GOAL :: Return the lines where the word "Processos" occurs.

PROVIDED INFORMATION ::

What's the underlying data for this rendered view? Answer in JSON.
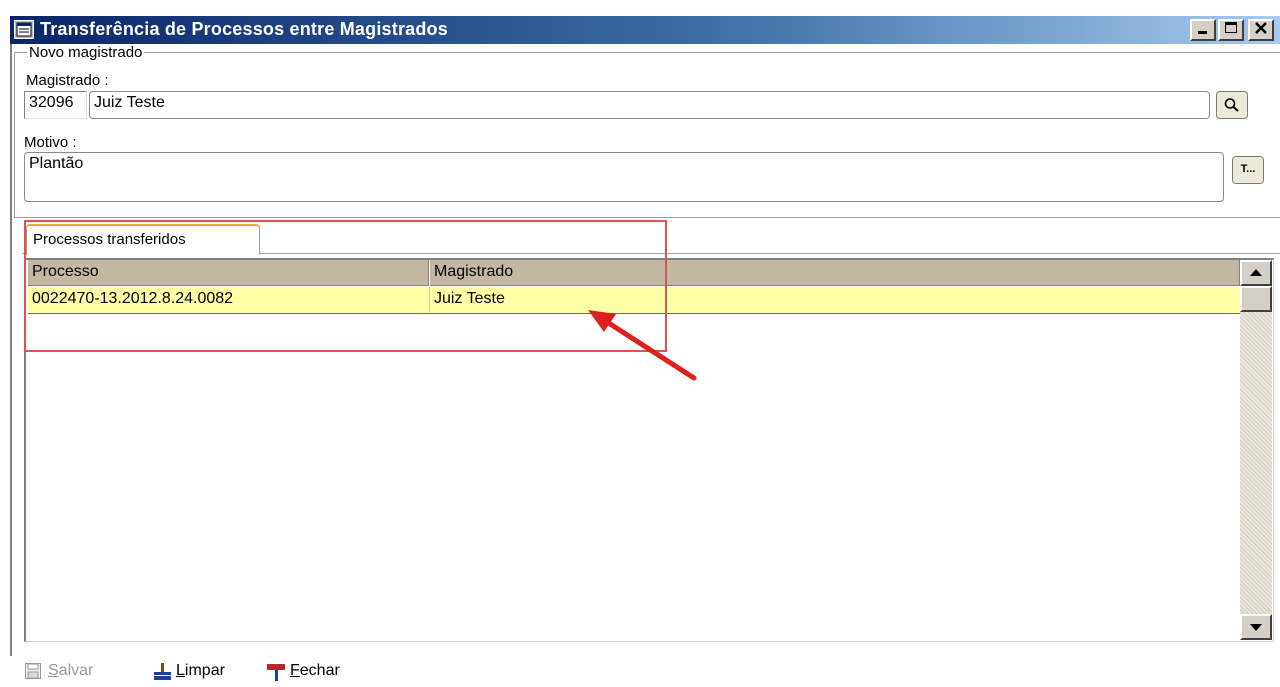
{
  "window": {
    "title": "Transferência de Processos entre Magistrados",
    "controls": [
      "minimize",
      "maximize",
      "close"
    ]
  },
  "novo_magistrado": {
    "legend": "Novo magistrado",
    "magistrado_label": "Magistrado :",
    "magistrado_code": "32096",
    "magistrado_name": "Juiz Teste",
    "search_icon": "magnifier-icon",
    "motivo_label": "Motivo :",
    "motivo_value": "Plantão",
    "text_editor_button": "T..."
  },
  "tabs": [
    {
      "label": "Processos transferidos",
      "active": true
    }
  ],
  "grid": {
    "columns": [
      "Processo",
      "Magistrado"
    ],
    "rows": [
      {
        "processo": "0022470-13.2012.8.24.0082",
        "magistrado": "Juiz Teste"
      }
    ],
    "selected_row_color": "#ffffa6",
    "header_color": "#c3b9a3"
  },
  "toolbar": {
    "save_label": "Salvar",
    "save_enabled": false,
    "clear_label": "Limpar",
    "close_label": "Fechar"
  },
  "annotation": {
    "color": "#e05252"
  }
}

...

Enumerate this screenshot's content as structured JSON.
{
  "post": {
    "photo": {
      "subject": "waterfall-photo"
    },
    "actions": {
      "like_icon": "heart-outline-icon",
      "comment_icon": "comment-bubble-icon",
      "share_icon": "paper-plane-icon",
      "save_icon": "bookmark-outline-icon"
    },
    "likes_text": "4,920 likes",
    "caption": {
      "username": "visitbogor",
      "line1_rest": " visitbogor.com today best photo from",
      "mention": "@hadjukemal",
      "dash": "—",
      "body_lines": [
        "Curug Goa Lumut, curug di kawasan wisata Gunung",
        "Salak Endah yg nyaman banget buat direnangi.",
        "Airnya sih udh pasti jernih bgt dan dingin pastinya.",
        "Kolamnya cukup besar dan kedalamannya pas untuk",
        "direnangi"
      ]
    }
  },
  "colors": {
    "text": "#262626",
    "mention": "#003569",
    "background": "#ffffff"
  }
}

--

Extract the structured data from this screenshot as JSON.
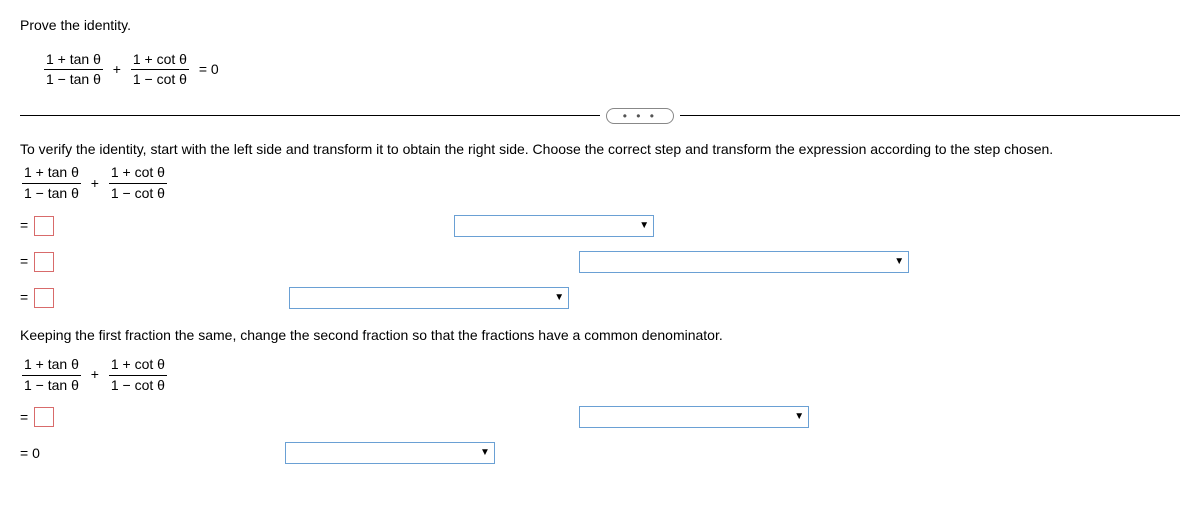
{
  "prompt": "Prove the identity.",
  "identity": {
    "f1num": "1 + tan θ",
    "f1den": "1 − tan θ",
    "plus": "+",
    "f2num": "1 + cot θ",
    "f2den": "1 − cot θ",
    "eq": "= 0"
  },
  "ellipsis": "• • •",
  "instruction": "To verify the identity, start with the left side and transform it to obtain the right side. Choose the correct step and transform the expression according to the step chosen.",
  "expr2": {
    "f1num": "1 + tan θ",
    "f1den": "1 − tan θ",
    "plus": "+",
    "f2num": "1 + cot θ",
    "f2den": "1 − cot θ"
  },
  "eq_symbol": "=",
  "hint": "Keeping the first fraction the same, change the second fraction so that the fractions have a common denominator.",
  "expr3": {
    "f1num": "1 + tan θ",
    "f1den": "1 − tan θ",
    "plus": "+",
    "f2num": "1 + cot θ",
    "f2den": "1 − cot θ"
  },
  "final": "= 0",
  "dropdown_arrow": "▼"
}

FULL ANSWER ::
    "title": "Transferência de Processos entre Magistrados",
      "label": "Processos transferidos",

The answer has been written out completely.